**Task description:**
Which lines hold the word "Caracol"? Copy each of them from the material.

**Dataset excerpts:**
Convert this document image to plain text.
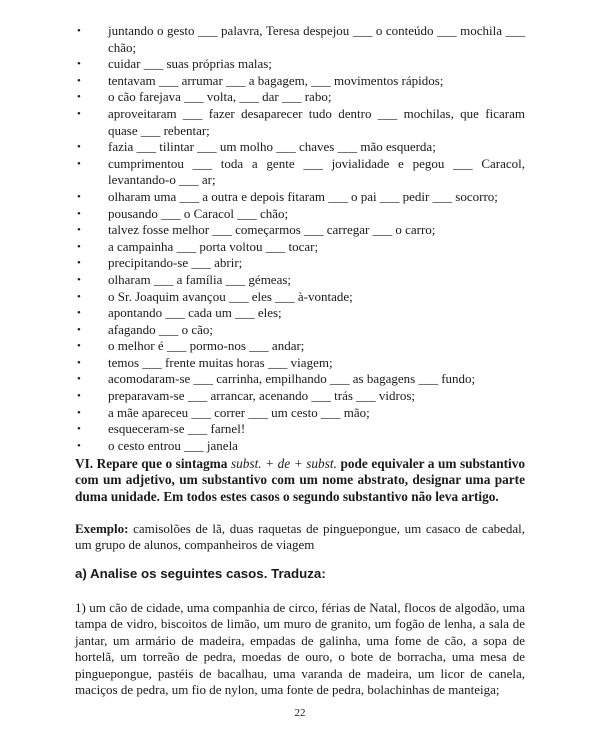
• juntando o gesto ___ palavra, Teresa despejou ___ o conteúdo ___ mochila ___ chão;
• cuidar ___ suas próprias malas;
• tentavam ___ arrumar ___ a bagagem, ___ movimentos rápidos;
• o cão farejava ___ volta, ___ dar ___ rabo;
• aproveitaram ___ fazer desaparecer tudo dentro ___ mochilas, que ficaram quase ___ rebentar;
• fazia ___ tilintar ___ um molho ___ chaves ___ mão esquerda;
• cumprimentou ___ toda a gente ___ jovialidade e pegou ___ Caracol, levantando-o ___ ar;
• olharam uma ___ a outra e depois fitaram ___ o pai ___ pedir ___ socorro;
• pousando ___ o Caracol ___ chão;
• talvez fosse melhor ___ começarmos ___ carregar ___ o carro;
• a campainha ___ porta voltou ___ tocar;
• precipitando-se ___ abrir;
• olharam ___ a família ___ gémeas;
• o Sr. Joaquim avançou ___ eles ___ à-vontade;
• apontando ___ cada um ___ eles;
• afagando ___ o cão;
• o melhor é ___ pormo-nos ___ andar;
• temos ___ frente muitas horas ___ viagem;
• acomodaram-se ___ carrinha, empilhando ___ as bagagens ___ fundo;
• preparavam-se ___ arrancar, acenando ___ trás ___ vidros;
• a mãe apareceu ___ correr ___ um cesto ___ mão;
• esqueceram-se ___ farnel!
• o cesto entrou ___ janela
VI. Repare que o sintagma subst. + de + subst. pode equivaler a um substantivo com um adjetivo, um substantivo com um nome abstrato, designar uma parte duma unidade. Em todos estes casos o segundo substantivo não leva artigo.
Exemplo: camisolões de lã, duas raquetas de pinguepongue, um casaco de cabedal, um grupo de alunos, companheiros de viagem
a) Analise os seguintes casos. Traduza:
1) um cão de cidade, uma companhia de circo, férias de Natal, flocos de algodão, uma tampa de vidro, biscoitos de limão, um muro de granito, um fogão de lenha, a sala de jantar, um armário de madeira, empadas de galinha, uma fome de cão, a sopa de hortelã, um torreão de pedra, moedas de ouro, o bote de borracha, uma mesa de pinguepongue, pastéis de bacalhau, uma varanda de madeira, um licor de canela, maciços de pedra, um fio de nylon, uma fonte de pedra, bolachinhas de manteiga;
22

**The response:**
• cumprimentou ___ toda a gente ___ jovialidade e pegou ___ Caracol, levantando-o ___ ar;
• pousando ___ o Caracol ___ chão;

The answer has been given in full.